### AVAILABLE DATA:
+ + +

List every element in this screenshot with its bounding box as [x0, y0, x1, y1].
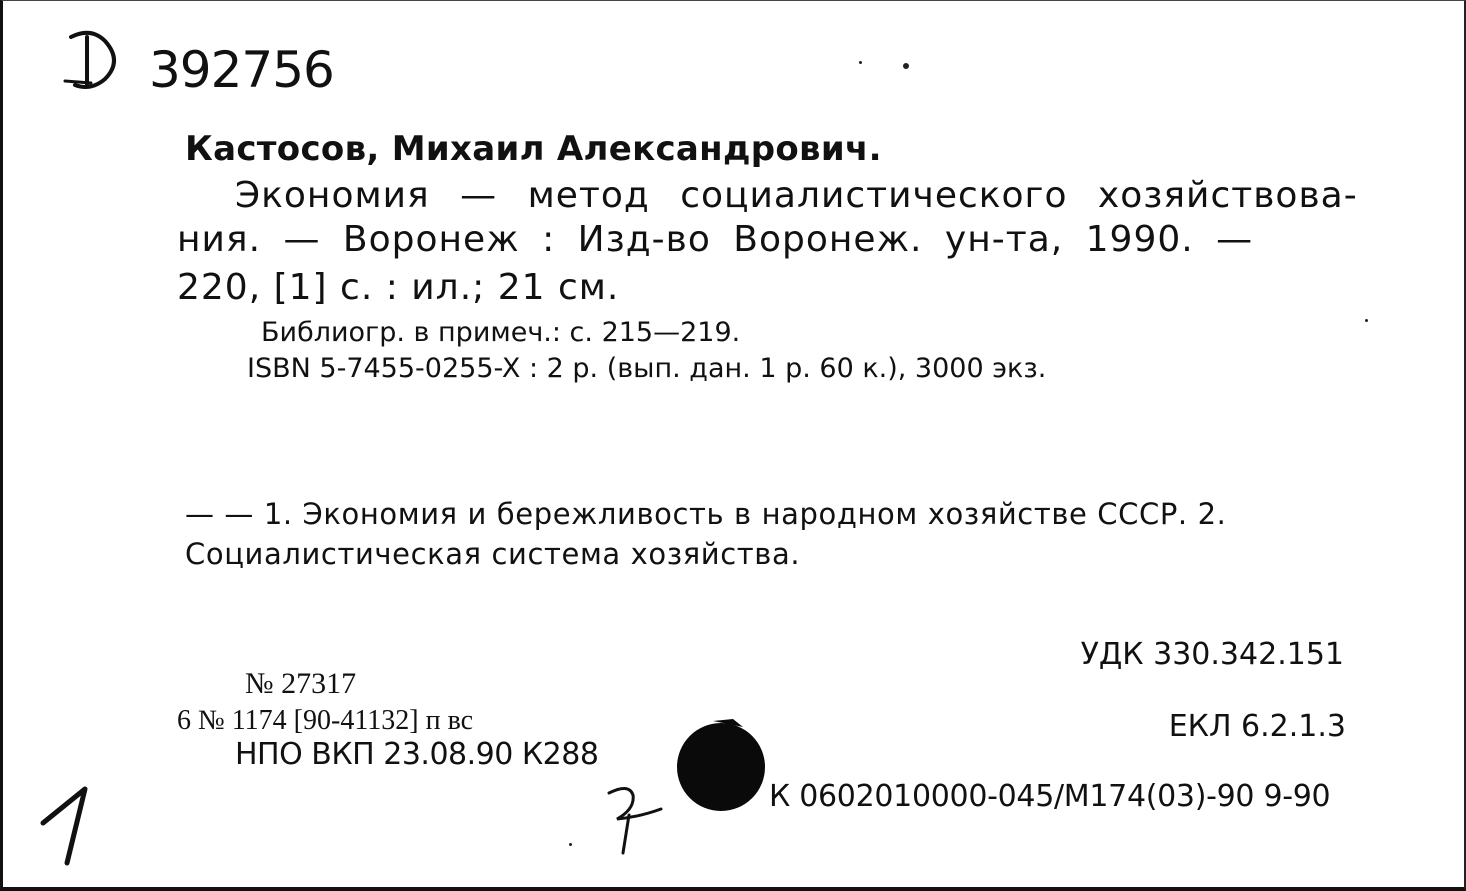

+ + +

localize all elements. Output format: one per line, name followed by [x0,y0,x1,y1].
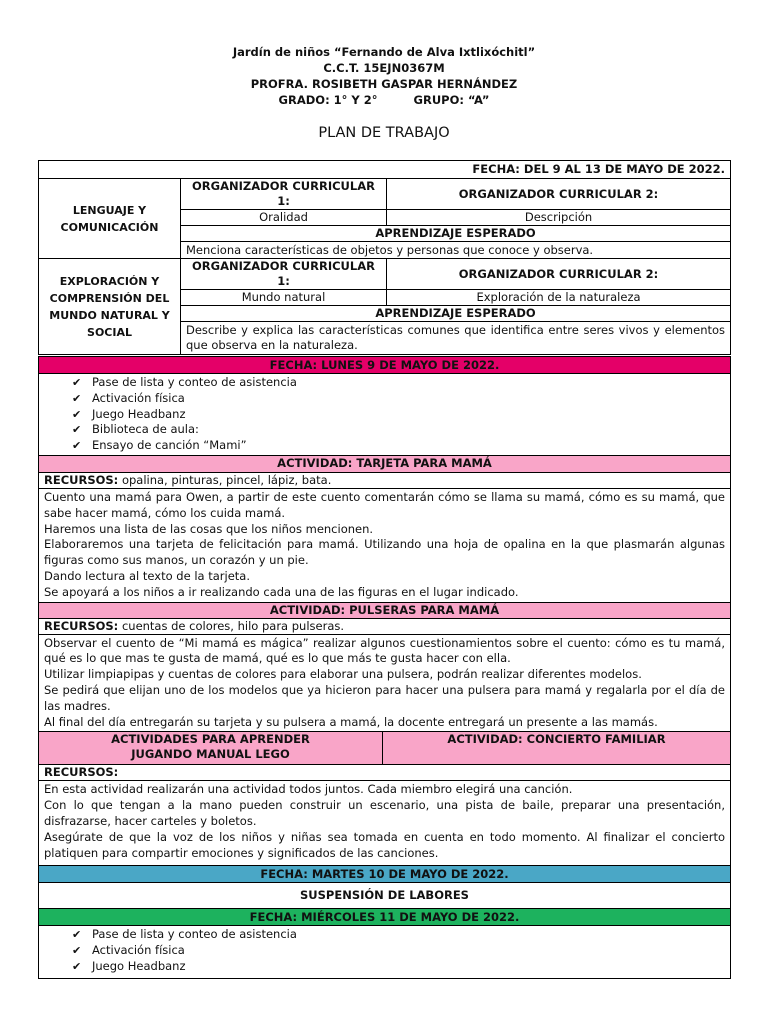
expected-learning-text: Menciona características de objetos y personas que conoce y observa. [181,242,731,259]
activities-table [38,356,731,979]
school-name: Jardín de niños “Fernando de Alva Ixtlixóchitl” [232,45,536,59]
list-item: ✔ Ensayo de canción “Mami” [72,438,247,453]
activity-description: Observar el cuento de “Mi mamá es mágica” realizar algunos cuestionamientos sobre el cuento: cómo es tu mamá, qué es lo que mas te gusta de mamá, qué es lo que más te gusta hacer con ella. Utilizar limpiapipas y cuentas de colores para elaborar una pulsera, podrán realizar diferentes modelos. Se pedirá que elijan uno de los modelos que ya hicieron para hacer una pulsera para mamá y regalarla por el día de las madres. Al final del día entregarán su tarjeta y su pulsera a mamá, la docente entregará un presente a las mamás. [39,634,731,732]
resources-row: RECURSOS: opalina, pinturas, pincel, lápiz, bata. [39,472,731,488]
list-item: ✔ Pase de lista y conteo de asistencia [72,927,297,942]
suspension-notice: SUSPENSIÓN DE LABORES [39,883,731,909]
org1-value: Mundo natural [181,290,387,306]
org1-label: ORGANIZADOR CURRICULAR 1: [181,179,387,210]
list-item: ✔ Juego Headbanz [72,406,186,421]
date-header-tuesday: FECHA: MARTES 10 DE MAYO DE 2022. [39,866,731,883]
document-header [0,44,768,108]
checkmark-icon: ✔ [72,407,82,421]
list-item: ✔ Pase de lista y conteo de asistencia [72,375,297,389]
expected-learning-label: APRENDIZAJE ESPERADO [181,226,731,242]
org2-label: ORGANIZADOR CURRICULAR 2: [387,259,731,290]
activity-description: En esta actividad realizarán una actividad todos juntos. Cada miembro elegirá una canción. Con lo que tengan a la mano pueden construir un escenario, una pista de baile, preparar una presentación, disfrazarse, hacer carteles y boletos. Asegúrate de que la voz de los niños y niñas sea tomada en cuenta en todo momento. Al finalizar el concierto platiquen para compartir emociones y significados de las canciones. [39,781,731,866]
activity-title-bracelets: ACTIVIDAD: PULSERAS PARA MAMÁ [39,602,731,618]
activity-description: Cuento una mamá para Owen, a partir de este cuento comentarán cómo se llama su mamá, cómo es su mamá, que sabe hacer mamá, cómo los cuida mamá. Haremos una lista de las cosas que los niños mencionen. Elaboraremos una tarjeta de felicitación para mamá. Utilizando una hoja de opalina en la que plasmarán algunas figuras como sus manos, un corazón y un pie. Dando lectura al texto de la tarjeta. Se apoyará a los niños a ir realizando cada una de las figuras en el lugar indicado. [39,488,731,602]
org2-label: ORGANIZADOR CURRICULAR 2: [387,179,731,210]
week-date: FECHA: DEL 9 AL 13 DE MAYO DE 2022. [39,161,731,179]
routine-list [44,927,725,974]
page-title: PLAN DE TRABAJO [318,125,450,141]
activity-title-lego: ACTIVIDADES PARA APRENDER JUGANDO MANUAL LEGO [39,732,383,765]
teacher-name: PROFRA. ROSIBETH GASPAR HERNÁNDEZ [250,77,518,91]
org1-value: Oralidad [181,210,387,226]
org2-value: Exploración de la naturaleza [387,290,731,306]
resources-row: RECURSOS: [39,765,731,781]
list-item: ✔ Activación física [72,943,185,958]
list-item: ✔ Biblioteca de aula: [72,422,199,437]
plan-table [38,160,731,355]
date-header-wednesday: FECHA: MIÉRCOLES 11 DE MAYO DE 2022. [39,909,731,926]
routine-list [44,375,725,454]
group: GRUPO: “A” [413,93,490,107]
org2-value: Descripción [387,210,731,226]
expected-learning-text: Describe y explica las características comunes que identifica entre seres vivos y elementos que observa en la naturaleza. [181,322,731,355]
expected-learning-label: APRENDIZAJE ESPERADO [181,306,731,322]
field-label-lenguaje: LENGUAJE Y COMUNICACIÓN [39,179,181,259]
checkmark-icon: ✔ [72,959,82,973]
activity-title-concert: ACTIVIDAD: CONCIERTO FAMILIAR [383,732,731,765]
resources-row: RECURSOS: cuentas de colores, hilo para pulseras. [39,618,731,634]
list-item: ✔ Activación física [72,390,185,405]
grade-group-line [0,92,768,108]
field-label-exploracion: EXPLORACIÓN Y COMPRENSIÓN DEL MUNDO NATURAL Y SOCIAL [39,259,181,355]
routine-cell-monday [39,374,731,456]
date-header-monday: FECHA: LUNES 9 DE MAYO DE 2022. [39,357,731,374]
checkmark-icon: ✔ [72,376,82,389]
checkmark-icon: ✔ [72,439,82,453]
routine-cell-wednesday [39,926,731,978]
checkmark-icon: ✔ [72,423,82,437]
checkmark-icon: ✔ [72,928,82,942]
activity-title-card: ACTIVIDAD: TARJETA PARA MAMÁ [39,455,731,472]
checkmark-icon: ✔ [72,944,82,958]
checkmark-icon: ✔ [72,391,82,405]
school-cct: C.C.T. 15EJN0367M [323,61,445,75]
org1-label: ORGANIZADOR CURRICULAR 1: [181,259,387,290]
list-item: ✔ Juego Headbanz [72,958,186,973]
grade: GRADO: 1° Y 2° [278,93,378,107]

+ + +

### CHALLENGE:
Render the items from the line with "localize all elements." up to and including the line with "list-item: ✔ Ensayo" as a two-column CSV with the columns instruction and output. Use one row per item, put each value in a single quoted field with line breaks turned into spaces, and leave the pictures out.

### ANSWER FOR THE TASK:
instruction,output
"localize all elements. Output format: one per line, name followed by [x0,y0,x1,y1].","expected-learning-text: Menciona características de objetos y personas que conoce y observa. [181,242,731,259] activities-table [38,356,731,979] school-name: Jardín de niños “Fernando de Alva Ixtlixóchitl” [232,45,536,59] list-item: ✔ Ensayo de canción “Mami” [72,438,247,453]"